▸ **Description of the task**
List each line of the data that holds the string "this", please.

----- Dataset -----

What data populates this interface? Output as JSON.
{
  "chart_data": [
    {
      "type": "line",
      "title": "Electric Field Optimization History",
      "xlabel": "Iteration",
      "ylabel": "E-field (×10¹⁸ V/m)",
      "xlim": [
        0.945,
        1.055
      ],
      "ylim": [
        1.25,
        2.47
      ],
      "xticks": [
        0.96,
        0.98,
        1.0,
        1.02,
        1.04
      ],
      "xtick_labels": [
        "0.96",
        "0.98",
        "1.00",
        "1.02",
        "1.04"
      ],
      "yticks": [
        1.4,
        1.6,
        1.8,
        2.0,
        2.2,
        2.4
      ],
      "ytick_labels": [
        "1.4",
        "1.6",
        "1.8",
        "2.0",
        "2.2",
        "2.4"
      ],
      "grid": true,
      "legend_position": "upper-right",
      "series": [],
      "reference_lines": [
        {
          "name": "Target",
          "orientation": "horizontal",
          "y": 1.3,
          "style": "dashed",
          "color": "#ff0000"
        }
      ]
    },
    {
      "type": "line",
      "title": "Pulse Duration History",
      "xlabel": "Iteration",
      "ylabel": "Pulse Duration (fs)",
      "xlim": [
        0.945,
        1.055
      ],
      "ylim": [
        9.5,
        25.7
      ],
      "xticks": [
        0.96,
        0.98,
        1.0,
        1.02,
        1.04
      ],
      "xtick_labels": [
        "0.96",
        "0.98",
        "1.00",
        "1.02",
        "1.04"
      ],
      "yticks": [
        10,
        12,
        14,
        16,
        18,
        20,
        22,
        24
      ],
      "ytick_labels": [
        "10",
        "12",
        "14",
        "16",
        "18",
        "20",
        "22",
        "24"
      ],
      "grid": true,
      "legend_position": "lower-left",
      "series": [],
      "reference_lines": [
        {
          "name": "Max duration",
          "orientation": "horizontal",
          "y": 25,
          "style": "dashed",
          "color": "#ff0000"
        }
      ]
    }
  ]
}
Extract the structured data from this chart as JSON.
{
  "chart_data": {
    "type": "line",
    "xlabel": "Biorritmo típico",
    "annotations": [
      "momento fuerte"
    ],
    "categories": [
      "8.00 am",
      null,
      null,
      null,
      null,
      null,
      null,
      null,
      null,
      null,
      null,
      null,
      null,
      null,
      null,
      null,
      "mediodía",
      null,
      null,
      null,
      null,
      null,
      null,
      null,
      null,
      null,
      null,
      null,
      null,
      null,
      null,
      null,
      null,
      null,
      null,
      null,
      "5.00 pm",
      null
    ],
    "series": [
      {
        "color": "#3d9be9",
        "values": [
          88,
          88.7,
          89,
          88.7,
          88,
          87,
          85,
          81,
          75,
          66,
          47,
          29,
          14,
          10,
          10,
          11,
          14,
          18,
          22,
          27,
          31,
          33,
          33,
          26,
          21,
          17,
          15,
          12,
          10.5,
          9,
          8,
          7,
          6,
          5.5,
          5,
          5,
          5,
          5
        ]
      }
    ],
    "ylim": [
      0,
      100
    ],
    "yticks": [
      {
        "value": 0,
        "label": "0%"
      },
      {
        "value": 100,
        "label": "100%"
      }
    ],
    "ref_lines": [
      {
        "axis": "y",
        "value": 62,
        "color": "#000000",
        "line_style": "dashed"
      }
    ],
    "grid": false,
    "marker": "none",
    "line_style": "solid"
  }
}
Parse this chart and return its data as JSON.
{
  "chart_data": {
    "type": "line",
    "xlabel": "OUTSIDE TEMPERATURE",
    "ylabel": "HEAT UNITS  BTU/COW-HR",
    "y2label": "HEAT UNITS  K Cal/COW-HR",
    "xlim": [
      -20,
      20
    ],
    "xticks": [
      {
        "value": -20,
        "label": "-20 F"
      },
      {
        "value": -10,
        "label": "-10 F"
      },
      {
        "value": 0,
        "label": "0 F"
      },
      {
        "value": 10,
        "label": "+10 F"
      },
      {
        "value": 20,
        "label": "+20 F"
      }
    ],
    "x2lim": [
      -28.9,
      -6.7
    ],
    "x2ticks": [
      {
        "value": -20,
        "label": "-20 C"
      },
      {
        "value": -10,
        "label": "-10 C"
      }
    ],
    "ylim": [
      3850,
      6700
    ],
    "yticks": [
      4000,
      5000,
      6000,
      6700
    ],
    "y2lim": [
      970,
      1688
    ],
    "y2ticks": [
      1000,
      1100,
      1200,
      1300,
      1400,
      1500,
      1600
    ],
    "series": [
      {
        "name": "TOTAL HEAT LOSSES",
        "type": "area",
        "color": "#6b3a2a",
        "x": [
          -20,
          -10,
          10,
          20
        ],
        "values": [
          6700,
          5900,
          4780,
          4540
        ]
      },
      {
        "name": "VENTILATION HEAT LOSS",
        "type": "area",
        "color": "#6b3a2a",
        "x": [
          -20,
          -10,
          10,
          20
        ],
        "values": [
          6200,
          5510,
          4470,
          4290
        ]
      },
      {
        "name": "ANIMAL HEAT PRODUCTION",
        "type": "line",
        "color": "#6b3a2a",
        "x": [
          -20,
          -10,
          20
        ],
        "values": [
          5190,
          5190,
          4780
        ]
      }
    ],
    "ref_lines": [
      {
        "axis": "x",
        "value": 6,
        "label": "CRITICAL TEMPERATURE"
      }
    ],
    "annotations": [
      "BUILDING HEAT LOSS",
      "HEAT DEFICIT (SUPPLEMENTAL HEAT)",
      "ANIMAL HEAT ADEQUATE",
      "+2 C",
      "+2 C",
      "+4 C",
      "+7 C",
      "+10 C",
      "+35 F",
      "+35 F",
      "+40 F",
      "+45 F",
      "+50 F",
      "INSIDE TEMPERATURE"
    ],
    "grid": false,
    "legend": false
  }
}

-----

▸ **Response**
What data populates this interface? Output as JSON.
Extract the structured data from this chart as JSON.
Parse this chart and return its data as JSON.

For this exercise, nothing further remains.